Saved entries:
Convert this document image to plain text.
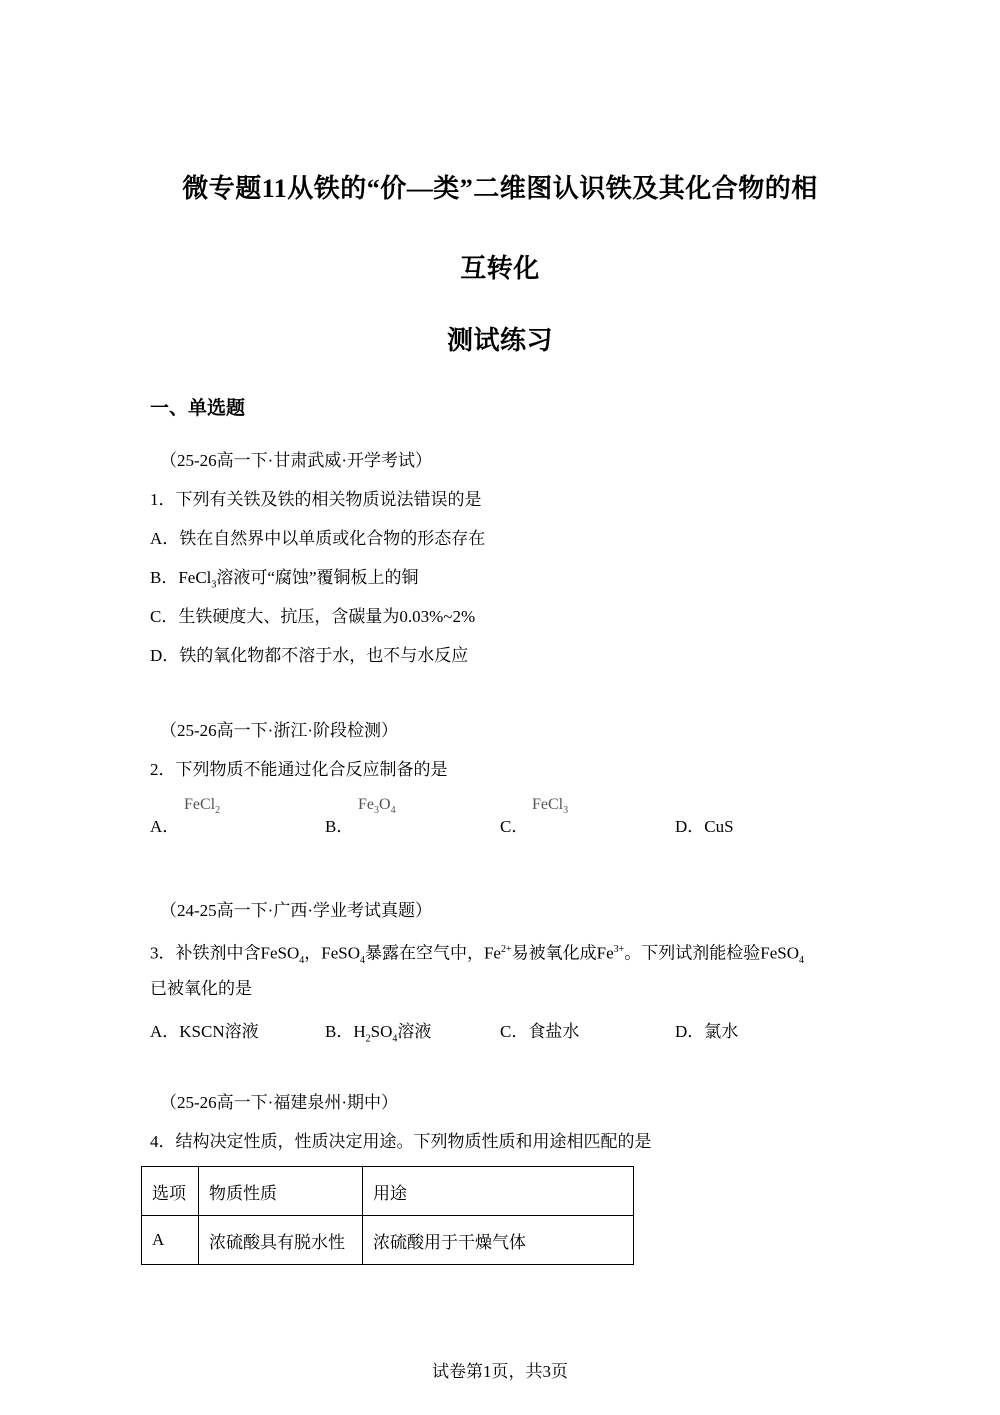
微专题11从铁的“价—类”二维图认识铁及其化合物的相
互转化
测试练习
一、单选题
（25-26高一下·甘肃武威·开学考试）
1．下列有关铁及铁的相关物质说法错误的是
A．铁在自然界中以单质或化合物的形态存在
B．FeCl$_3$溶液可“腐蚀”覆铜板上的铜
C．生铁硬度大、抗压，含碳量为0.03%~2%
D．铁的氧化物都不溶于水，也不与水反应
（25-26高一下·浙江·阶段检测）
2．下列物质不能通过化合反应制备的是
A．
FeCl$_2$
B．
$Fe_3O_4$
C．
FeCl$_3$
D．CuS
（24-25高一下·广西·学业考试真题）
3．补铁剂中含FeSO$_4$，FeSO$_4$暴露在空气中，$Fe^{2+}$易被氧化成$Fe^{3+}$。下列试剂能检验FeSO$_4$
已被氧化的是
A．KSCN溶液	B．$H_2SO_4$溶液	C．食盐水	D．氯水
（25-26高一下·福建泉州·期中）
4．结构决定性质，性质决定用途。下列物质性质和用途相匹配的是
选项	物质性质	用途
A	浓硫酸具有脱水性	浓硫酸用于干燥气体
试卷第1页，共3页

What is expected: Leave out the pictures and transcribe the entries above exactly.

Result of this task:
Convert this document image to plain text.
微专题11从铁的“价—类”二维图认识铁及其化合物的相
互转化
测试练习
一、单选题
（25-26高一下·甘肃武威·开学考试）
1．下列有关铁及铁的相关物质说法错误的是
A．铁在自然界中以单质或化合物的形态存在
B．FeCl$_3$溶液可“腐蚀”覆铜板上的铜
C．生铁硬度大、抗压，含碳量为0.03%~2%
D．铁的氧化物都不溶于水，也不与水反应
（25-26高一下·浙江·阶段检测）
2．下列物质不能通过化合反应制备的是
A．
FeCl$_2$
B．
$Fe_3O_4$
C．
FeCl$_3$
D．CuS
（24-25高一下·广西·学业考试真题）
3．补铁剂中含FeSO$_4$，FeSO$_4$暴露在空气中，$Fe^{2+}$易被氧化成$Fe^{3+}$。下列试剂能检验FeSO$_4$
已被氧化的是
A．KSCN溶液	B．$H_2SO_4$溶液	C．食盐水	D．氯水
（25-26高一下·福建泉州·期中）
4．结构决定性质，性质决定用途。下列物质性质和用途相匹配的是
选项	物质性质	用途
A	浓硫酸具有脱水性	浓硫酸用于干燥气体
试卷第1页，共3页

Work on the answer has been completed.